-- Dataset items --
════════════════

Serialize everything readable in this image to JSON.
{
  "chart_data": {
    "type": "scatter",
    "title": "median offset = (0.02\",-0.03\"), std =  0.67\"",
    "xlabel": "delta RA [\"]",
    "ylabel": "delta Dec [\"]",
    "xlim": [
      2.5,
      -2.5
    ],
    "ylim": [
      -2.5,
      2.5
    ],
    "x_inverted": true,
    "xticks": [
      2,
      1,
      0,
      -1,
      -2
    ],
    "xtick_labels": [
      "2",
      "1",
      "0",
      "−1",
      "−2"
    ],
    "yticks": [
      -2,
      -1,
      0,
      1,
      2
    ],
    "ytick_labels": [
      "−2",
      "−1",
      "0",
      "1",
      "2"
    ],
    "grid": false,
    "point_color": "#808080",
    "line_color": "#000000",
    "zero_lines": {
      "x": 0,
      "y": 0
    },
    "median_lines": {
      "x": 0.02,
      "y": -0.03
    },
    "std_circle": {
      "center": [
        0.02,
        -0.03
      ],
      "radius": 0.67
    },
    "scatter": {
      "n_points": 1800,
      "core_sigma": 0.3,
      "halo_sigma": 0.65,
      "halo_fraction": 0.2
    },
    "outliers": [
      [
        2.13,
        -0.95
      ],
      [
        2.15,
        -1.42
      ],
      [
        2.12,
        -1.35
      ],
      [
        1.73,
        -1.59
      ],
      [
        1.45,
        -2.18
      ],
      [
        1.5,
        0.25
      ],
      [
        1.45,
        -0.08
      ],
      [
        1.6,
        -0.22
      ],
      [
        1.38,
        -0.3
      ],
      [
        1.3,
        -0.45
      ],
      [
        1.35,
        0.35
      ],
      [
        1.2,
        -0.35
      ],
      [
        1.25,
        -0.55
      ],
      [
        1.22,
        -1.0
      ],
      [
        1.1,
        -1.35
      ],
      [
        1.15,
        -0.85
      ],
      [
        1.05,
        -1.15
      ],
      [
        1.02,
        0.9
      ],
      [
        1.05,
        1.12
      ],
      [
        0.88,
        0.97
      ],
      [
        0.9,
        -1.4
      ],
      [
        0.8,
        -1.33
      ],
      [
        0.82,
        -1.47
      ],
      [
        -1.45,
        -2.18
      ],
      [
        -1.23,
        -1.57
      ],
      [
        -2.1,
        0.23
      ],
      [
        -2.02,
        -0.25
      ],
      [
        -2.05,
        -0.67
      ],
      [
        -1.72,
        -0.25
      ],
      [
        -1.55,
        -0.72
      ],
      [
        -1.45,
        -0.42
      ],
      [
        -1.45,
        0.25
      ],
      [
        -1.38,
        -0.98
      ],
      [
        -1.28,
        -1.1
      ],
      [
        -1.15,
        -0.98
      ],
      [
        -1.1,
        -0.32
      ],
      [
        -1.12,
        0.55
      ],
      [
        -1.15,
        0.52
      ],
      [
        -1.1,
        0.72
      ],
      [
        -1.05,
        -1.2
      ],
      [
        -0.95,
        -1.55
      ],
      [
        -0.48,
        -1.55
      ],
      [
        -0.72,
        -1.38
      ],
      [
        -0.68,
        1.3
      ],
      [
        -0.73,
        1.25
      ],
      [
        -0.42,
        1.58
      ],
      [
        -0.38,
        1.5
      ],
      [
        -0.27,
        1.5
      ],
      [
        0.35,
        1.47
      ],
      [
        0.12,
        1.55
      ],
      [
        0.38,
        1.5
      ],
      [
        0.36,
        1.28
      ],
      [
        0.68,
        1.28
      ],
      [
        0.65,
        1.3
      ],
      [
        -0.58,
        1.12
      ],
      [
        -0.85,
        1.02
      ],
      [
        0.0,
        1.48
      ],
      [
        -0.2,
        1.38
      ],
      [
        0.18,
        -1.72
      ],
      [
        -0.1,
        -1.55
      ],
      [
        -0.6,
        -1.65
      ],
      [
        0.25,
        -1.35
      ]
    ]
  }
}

════════════════

-- Given problem --
Write the whole listing out again. Keep every line exactly as it is.

-- Result for this exercise --
Serialize everything readable in this image to JSON.
{
  "chart_data": {
    "type": "scatter",
    "title": "median offset = (0.02\",-0.03\"), std =  0.67\"",
    "xlabel": "delta RA [\"]",
    "ylabel": "delta Dec [\"]",
    "xlim": [
      2.5,
      -2.5
    ],
    "ylim": [
      -2.5,
      2.5
    ],
    "x_inverted": true,
    "xticks": [
      2,
      1,
      0,
      -1,
      -2
    ],
    "xtick_labels": [
      "2",
      "1",
      "0",
      "−1",
      "−2"
    ],
    "yticks": [
      -2,
      -1,
      0,
      1,
      2
    ],
    "ytick_labels": [
      "−2",
      "−1",
      "0",
      "1",
      "2"
    ],
    "grid": false,
    "point_color": "#808080",
    "line_color": "#000000",
    "zero_lines": {
      "x": 0,
      "y": 0
    },
    "median_lines": {
      "x": 0.02,
      "y": -0.03
    },
    "std_circle": {
      "center": [
        0.02,
        -0.03
      ],
      "radius": 0.67
    },
    "scatter": {
      "n_points": 1800,
      "core_sigma": 0.3,
      "halo_sigma": 0.65,
      "halo_fraction": 0.2
    },
    "outliers": [
      [
        2.13,
        -0.95
      ],
      [
        2.15,
        -1.42
      ],
      [
        2.12,
        -1.35
      ],
      [
        1.73,
        -1.59
      ],
      [
        1.45,
        -2.18
      ],
      [
        1.5,
        0.25
      ],
      [
        1.45,
        -0.08
      ],
      [
        1.6,
        -0.22
      ],
      [
        1.38,
        -0.3
      ],
      [
        1.3,
        -0.45
      ],
      [
        1.35,
        0.35
      ],
      [
        1.2,
        -0.35
      ],
      [
        1.25,
        -0.55
      ],
      [
        1.22,
        -1.0
      ],
      [
        1.1,
        -1.35
      ],
      [
        1.15,
        -0.85
      ],
      [
        1.05,
        -1.15
      ],
      [
        1.02,
        0.9
      ],
      [
        1.05,
        1.12
      ],
      [
        0.88,
        0.97
      ],
      [
        0.9,
        -1.4
      ],
      [
        0.8,
        -1.33
      ],
      [
        0.82,
        -1.47
      ],
      [
        -1.45,
        -2.18
      ],
      [
        -1.23,
        -1.57
      ],
      [
        -2.1,
        0.23
      ],
      [
        -2.02,
        -0.25
      ],
      [
        -2.05,
        -0.67
      ],
      [
        -1.72,
        -0.25
      ],
      [
        -1.55,
        -0.72
      ],
      [
        -1.45,
        -0.42
      ],
      [
        -1.45,
        0.25
      ],
      [
        -1.38,
        -0.98
      ],
      [
        -1.28,
        -1.1
      ],
      [
        -1.15,
        -0.98
      ],
      [
        -1.1,
        -0.32
      ],
      [
        -1.12,
        0.55
      ],
      [
        -1.15,
        0.52
      ],
      [
        -1.1,
        0.72
      ],
      [
        -1.05,
        -1.2
      ],
      [
        -0.95,
        -1.55
      ],
      [
        -0.48,
        -1.55
      ],
      [
        -0.72,
        -1.38
      ],
      [
        -0.68,
        1.3
      ],
      [
        -0.73,
        1.25
      ],
      [
        -0.42,
        1.58
      ],
      [
        -0.38,
        1.5
      ],
      [
        -0.27,
        1.5
      ],
      [
        0.35,
        1.47
      ],
      [
        0.12,
        1.55
      ],
      [
        0.38,
        1.5
      ],
      [
        0.36,
        1.28
      ],
      [
        0.68,
        1.28
      ],
      [
        0.65,
        1.3
      ],
      [
        -0.58,
        1.12
      ],
      [
        -0.85,
        1.02
      ],
      [
        0.0,
        1.48
      ],
      [
        -0.2,
        1.38
      ],
      [
        0.18,
        -1.72
      ],
      [
        -0.1,
        -1.55
      ],
      [
        -0.6,
        -1.65
      ],
      [
        0.25,
        -1.35
      ]
    ]
  }
}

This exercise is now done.